[THE REQUEST]: Quote the entries in full, character for character, without their images.

##### SUPPLIED RECORDS

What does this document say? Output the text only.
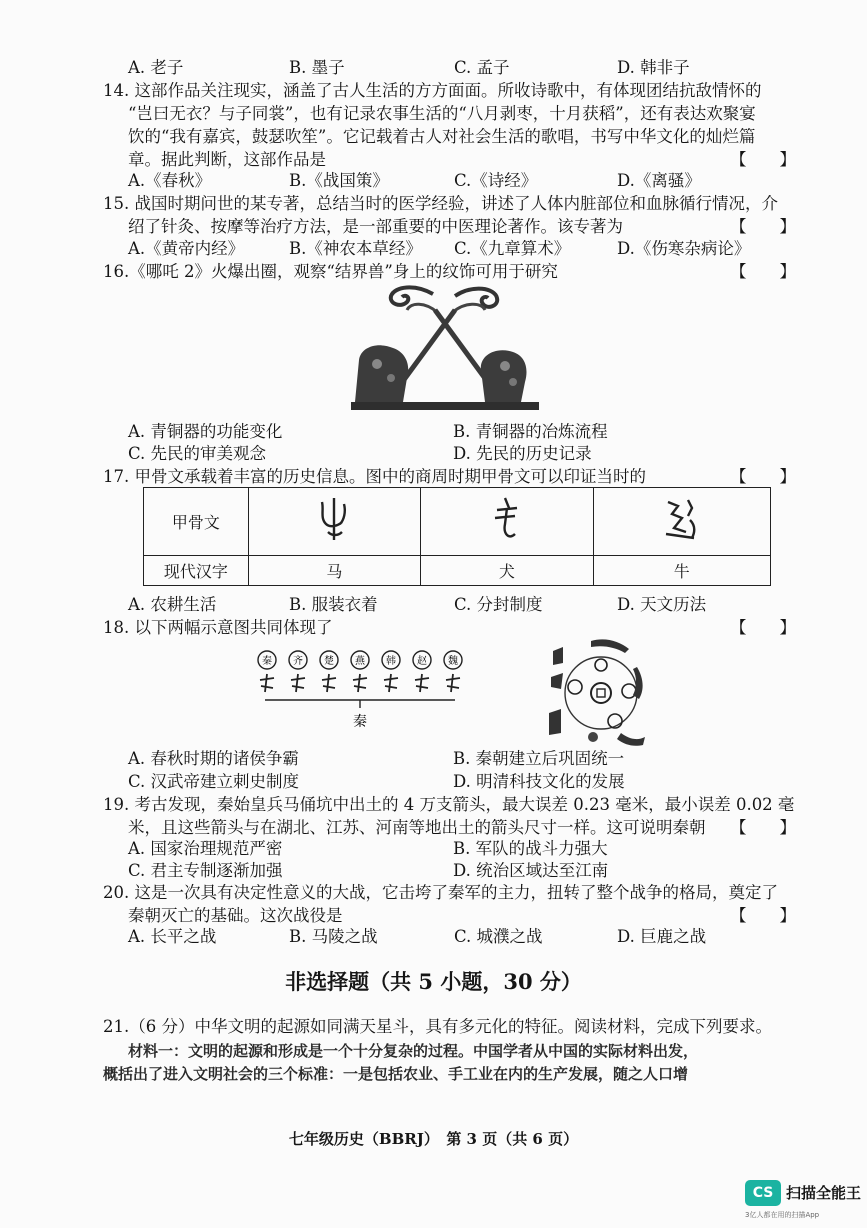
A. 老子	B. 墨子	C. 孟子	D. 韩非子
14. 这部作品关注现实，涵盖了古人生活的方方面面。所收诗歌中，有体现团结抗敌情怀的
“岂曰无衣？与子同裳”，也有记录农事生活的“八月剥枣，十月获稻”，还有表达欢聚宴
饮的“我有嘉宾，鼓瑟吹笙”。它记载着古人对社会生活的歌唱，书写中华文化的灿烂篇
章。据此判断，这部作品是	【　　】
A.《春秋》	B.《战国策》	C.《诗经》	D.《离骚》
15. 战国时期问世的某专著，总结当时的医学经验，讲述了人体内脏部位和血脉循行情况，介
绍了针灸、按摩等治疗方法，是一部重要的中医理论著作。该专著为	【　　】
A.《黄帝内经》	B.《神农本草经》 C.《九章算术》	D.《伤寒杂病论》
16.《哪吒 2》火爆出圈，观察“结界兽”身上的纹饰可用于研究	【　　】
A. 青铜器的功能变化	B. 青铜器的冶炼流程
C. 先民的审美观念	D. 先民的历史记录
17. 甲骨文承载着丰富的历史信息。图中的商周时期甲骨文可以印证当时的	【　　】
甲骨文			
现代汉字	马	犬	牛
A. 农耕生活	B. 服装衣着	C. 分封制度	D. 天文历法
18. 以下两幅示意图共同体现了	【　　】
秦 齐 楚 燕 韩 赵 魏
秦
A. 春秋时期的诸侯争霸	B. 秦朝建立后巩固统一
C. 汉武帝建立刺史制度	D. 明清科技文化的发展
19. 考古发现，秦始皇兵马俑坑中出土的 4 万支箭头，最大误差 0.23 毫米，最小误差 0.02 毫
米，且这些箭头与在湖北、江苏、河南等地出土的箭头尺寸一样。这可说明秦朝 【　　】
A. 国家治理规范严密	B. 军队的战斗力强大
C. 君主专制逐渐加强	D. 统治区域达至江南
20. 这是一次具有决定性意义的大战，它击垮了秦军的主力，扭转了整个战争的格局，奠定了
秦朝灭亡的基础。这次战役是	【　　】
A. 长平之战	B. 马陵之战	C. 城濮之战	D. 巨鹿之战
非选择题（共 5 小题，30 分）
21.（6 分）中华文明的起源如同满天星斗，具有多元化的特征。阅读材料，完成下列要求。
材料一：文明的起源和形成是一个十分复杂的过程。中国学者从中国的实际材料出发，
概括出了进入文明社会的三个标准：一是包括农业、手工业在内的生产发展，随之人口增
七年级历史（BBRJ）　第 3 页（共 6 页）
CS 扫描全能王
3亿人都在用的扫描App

##########

[ANSWER TO THE PROBLEM]:
What does this document say? Output the text only.
A. 老子	B. 墨子	C. 孟子	D. 韩非子
14. 这部作品关注现实，涵盖了古人生活的方方面面。所收诗歌中，有体现团结抗敌情怀的
“岂曰无衣？与子同裳”，也有记录农事生活的“八月剥枣，十月获稻”，还有表达欢聚宴
饮的“我有嘉宾，鼓瑟吹笙”。它记载着古人对社会生活的歌唱，书写中华文化的灿烂篇
章。据此判断，这部作品是	【　　】
A.《春秋》	B.《战国策》	C.《诗经》	D.《离骚》
15. 战国时期问世的某专著，总结当时的医学经验，讲述了人体内脏部位和血脉循行情况，介
绍了针灸、按摩等治疗方法，是一部重要的中医理论著作。该专著为	【　　】
A.《黄帝内经》	B.《神农本草经》 C.《九章算术》	D.《伤寒杂病论》
16.《哪吒 2》火爆出圈，观察“结界兽”身上的纹饰可用于研究	【　　】
A. 青铜器的功能变化	B. 青铜器的冶炼流程
C. 先民的审美观念	D. 先民的历史记录
17. 甲骨文承载着丰富的历史信息。图中的商周时期甲骨文可以印证当时的	【　　】
甲骨文			
现代汉字	马	犬	牛
A. 农耕生活	B. 服装衣着	C. 分封制度	D. 天文历法
18. 以下两幅示意图共同体现了	【　　】
秦 齐 楚 燕 韩 赵 魏
秦
A. 春秋时期的诸侯争霸	B. 秦朝建立后巩固统一
C. 汉武帝建立刺史制度	D. 明清科技文化的发展
19. 考古发现，秦始皇兵马俑坑中出土的 4 万支箭头，最大误差 0.23 毫米，最小误差 0.02 毫
米，且这些箭头与在湖北、江苏、河南等地出土的箭头尺寸一样。这可说明秦朝 【　　】
A. 国家治理规范严密	B. 军队的战斗力强大
C. 君主专制逐渐加强	D. 统治区域达至江南
20. 这是一次具有决定性意义的大战，它击垮了秦军的主力，扭转了整个战争的格局，奠定了
秦朝灭亡的基础。这次战役是	【　　】
A. 长平之战	B. 马陵之战	C. 城濮之战	D. 巨鹿之战
非选择题（共 5 小题，30 分）
21.（6 分）中华文明的起源如同满天星斗，具有多元化的特征。阅读材料，完成下列要求。
材料一：文明的起源和形成是一个十分复杂的过程。中国学者从中国的实际材料出发，
概括出了进入文明社会的三个标准：一是包括农业、手工业在内的生产发展，随之人口增
七年级历史（BBRJ）　第 3 页（共 6 页）
CS 扫描全能王
3亿人都在用的扫描App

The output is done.